Stated exercise - For the entries below, how many lines include the word "שלנו"? Give the figure and nothing more.

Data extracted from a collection

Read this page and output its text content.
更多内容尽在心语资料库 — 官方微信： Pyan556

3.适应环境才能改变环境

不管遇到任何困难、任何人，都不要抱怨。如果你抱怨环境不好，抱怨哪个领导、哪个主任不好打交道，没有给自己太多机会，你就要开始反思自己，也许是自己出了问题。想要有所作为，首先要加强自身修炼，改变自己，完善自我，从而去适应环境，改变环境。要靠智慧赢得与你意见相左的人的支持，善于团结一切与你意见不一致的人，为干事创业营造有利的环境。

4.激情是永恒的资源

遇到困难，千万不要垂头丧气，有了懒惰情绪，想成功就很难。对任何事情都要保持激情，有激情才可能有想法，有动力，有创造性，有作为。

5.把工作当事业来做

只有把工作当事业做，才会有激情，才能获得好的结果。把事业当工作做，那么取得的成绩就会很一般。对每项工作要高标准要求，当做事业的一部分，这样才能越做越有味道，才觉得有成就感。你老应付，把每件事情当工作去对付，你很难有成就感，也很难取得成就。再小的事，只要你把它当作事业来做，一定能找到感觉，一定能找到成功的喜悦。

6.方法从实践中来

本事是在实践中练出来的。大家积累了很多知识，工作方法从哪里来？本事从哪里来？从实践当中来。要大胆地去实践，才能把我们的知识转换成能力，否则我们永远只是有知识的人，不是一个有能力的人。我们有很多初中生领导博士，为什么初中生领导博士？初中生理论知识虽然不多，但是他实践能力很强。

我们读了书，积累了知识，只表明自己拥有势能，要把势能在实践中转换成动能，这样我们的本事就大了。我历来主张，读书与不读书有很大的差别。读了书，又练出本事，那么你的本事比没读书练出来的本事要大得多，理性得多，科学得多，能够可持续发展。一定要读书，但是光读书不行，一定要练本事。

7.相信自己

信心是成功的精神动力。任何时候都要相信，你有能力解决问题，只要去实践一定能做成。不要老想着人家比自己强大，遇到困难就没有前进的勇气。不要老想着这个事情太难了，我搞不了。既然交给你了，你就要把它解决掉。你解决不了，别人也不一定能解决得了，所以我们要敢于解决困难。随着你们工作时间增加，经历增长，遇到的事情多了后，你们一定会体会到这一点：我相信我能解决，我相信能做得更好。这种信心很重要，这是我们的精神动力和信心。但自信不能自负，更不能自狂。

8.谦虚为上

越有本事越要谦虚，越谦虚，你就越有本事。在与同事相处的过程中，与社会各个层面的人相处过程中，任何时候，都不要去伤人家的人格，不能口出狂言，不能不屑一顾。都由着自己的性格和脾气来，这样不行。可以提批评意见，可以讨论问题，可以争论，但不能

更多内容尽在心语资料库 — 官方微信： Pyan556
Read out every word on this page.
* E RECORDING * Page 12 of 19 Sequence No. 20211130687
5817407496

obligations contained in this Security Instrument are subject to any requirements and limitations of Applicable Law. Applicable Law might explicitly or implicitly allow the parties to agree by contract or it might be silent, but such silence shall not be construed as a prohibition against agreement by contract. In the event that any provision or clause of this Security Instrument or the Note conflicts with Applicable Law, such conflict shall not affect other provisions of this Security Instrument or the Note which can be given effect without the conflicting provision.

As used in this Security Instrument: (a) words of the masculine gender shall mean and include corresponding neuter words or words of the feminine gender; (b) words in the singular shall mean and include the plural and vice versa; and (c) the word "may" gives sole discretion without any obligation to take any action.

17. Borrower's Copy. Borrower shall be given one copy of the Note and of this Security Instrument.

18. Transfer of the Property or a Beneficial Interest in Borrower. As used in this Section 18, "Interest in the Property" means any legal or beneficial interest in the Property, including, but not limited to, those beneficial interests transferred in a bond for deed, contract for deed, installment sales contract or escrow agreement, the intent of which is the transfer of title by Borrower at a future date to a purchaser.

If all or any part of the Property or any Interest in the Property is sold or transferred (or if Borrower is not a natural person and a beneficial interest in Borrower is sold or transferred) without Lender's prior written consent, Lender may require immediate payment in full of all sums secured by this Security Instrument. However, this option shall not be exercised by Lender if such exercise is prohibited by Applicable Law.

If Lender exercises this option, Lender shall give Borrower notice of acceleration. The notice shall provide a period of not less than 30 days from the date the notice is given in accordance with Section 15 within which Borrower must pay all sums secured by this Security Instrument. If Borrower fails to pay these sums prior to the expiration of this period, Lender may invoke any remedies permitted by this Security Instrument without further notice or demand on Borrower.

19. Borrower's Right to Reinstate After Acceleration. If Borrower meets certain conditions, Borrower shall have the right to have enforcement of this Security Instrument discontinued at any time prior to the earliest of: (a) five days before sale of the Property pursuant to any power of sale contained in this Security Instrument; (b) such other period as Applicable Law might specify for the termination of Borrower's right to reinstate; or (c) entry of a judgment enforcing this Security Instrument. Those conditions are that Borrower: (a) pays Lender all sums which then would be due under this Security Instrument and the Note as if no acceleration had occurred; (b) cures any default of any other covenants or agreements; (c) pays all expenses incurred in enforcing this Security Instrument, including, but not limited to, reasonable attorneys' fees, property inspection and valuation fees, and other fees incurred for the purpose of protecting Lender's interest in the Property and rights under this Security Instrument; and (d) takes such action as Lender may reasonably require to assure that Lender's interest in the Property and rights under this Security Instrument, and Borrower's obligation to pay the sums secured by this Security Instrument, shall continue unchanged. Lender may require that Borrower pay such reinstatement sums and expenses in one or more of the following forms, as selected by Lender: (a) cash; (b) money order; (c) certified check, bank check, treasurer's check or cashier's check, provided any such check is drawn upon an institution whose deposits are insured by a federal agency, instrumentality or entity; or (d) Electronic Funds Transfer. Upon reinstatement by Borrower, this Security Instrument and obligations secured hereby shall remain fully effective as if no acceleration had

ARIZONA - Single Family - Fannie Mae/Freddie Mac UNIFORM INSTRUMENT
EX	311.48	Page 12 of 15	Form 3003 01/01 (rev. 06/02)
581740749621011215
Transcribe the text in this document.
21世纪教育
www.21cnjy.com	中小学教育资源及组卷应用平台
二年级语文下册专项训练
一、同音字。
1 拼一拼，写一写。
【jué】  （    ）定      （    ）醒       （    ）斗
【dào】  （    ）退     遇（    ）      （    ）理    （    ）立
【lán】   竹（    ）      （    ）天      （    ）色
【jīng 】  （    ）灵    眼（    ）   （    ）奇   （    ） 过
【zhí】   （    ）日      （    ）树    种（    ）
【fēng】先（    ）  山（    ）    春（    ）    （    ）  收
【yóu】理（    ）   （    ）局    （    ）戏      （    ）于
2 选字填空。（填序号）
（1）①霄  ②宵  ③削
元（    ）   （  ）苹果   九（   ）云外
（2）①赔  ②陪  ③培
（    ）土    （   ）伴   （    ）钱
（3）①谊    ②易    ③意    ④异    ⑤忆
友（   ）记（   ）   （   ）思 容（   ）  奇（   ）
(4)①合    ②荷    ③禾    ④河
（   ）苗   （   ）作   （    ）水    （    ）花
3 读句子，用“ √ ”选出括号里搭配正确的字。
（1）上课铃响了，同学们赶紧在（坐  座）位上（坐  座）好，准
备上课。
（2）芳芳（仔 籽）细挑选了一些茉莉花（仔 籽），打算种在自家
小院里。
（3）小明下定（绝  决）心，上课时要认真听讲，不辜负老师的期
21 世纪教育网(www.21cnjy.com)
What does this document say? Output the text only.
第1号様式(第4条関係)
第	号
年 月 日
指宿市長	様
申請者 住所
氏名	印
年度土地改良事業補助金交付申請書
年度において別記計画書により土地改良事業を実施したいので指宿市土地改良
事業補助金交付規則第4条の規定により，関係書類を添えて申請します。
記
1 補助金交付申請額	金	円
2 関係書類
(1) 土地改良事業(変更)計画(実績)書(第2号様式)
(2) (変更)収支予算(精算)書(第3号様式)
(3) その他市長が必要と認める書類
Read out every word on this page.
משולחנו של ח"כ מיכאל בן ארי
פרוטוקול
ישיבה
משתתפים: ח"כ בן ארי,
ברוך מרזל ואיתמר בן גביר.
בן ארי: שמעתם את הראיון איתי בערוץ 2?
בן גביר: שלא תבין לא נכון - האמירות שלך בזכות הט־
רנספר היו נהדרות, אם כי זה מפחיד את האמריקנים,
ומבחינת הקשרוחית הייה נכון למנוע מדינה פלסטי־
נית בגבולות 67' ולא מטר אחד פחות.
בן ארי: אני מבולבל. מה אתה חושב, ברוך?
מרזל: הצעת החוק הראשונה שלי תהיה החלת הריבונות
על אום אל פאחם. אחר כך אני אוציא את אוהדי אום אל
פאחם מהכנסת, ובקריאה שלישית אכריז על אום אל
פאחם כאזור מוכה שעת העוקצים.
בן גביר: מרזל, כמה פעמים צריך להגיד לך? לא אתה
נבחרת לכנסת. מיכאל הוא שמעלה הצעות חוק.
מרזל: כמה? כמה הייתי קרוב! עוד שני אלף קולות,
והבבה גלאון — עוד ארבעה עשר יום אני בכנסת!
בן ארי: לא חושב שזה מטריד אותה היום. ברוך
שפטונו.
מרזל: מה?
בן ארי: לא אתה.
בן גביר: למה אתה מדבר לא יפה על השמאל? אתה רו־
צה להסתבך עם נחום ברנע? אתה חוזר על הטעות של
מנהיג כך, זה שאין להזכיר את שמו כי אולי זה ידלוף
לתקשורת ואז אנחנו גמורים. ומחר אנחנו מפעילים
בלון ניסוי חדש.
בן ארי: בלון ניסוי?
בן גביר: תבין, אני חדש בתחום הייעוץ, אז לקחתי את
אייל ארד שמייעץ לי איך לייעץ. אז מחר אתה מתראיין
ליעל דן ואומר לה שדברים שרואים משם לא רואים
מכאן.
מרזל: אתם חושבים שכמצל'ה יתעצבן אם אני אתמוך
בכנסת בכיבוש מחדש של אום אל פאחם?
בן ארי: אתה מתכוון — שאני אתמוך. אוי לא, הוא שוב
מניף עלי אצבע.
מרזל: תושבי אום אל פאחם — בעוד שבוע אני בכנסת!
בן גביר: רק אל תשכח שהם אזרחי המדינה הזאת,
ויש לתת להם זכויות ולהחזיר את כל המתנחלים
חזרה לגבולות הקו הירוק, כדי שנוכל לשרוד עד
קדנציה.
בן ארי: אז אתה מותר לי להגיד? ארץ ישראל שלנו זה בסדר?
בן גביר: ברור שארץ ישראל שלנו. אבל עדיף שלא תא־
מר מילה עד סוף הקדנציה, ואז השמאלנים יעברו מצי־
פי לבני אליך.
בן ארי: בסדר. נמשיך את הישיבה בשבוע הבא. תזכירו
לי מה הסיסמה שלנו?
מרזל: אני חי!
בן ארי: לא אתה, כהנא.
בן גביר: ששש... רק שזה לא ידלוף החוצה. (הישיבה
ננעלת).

Answer to this task - 3